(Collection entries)
## BEGIN
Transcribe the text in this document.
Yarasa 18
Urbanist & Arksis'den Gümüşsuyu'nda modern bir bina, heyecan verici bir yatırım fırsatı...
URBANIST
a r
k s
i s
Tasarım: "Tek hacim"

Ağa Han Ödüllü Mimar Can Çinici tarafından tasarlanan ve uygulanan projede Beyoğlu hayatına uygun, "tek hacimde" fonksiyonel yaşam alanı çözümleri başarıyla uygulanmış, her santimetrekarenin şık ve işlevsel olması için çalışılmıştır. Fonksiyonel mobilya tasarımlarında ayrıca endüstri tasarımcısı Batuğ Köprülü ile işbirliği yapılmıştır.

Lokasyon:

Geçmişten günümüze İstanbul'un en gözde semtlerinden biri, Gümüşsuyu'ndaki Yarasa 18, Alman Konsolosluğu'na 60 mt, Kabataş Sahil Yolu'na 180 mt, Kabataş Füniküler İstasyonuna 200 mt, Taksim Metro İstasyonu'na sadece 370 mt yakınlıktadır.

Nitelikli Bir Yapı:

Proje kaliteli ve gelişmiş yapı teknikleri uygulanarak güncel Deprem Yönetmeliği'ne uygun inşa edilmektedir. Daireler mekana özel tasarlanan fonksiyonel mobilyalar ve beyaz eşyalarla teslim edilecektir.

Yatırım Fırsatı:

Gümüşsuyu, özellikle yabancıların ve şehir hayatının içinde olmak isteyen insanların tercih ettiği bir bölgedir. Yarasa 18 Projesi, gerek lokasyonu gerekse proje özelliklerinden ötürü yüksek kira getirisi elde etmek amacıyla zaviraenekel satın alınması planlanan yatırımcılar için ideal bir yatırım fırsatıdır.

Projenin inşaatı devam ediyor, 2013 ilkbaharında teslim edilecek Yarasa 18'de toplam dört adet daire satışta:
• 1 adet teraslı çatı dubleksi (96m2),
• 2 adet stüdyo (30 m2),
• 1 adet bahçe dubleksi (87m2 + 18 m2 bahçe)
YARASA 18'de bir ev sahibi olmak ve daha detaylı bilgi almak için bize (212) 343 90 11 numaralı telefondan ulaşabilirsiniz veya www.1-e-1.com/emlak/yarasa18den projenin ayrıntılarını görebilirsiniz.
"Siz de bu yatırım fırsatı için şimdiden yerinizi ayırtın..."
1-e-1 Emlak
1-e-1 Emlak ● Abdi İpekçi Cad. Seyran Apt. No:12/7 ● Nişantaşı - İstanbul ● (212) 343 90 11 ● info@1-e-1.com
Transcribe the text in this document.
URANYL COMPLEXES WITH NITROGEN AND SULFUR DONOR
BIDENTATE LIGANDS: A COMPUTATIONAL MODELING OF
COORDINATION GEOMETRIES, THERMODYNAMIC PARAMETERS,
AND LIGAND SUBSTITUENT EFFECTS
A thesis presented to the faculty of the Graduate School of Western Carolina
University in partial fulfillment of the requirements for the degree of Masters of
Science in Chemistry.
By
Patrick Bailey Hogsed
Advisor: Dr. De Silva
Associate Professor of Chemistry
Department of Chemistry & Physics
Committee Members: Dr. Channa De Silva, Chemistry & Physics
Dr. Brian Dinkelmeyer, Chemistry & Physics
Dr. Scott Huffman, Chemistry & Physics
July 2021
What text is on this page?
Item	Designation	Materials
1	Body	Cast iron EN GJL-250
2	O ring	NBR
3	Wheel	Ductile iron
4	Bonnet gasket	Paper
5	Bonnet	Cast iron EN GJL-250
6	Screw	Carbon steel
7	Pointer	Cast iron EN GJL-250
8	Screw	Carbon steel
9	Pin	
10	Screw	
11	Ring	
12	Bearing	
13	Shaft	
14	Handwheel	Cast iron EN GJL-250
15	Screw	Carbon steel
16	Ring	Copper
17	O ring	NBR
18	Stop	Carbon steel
## END
TO BE DONE: Only the number is wanted: how many lines of the data contain the word "Silva"?

RESULT OF THIS TASK: 2